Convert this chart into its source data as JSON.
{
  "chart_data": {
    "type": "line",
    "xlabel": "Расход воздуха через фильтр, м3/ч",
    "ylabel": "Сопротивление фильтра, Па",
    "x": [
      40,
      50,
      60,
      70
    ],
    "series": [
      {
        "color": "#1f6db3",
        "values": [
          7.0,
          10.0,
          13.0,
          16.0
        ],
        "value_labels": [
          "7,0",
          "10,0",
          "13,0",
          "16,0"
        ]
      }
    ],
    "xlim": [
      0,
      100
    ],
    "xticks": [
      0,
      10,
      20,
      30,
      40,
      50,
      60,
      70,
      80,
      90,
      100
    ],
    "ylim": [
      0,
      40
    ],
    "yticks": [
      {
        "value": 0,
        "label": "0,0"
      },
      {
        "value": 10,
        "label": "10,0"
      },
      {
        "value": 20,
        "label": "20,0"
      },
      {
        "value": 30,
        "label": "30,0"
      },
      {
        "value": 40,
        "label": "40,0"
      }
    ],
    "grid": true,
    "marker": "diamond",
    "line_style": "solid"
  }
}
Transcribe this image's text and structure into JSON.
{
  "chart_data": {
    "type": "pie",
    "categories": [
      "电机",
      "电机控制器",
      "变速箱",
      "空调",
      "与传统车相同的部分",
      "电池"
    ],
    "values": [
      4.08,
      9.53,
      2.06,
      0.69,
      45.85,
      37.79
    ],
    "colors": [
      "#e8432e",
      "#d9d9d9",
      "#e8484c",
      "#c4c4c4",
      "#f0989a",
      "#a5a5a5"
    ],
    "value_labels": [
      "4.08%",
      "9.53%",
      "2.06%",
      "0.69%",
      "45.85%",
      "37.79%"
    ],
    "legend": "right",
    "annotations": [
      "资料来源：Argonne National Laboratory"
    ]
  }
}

┄┄┄┄┄┄┄┄┄┄

> SET PROBLEM:
Copy each line of the data exactly, leaving nothing out.

> EXERCISE ANSWER:
Convert this chart into its source data as JSON.
{
  "chart_data": {
    "type": "line",
    "xlabel": "Расход воздуха через фильтр, м3/ч",
    "ylabel": "Сопротивление фильтра, Па",
    "x": [
      40,
      50,
      60,
      70
    ],
    "series": [
      {
        "color": "#1f6db3",
        "values": [
          7.0,
          10.0,
          13.0,
          16.0
        ],
        "value_labels": [
          "7,0",
          "10,0",
          "13,0",
          "16,0"
        ]
      }
    ],
    "xlim": [
      0,
      100
    ],
    "xticks": [
      0,
      10,
      20,
      30,
      40,
      50,
      60,
      70,
      80,
      90,
      100
    ],
    "ylim": [
      0,
      40
    ],
    "yticks": [
      {
        "value": 0,
        "label": "0,0"
      },
      {
        "value": 10,
        "label": "10,0"
      },
      {
        "value": 20,
        "label": "20,0"
      },
      {
        "value": 30,
        "label": "30,0"
      },
      {
        "value": 40,
        "label": "40,0"
      }
    ],
    "grid": true,
    "marker": "diamond",
    "line_style": "solid"
  }
}
Transcribe this image's text and structure into JSON.
{
  "chart_data": {
    "type": "pie",
    "categories": [
      "电机",
      "电机控制器",
      "变速箱",
      "空调",
      "与传统车相同的部分",
      "电池"
    ],
    "values": [
      4.08,
      9.53,
      2.06,
      0.69,
      45.85,
      37.79
    ],
    "colors": [
      "#e8432e",
      "#d9d9d9",
      "#e8484c",
      "#c4c4c4",
      "#f0989a",
      "#a5a5a5"
    ],
    "value_labels": [
      "4.08%",
      "9.53%",
      "2.06%",
      "0.69%",
      "45.85%",
      "37.79%"
    ],
    "legend": "right",
    "annotations": [
      "资料来源：Argonne National Laboratory"
    ]
  }
}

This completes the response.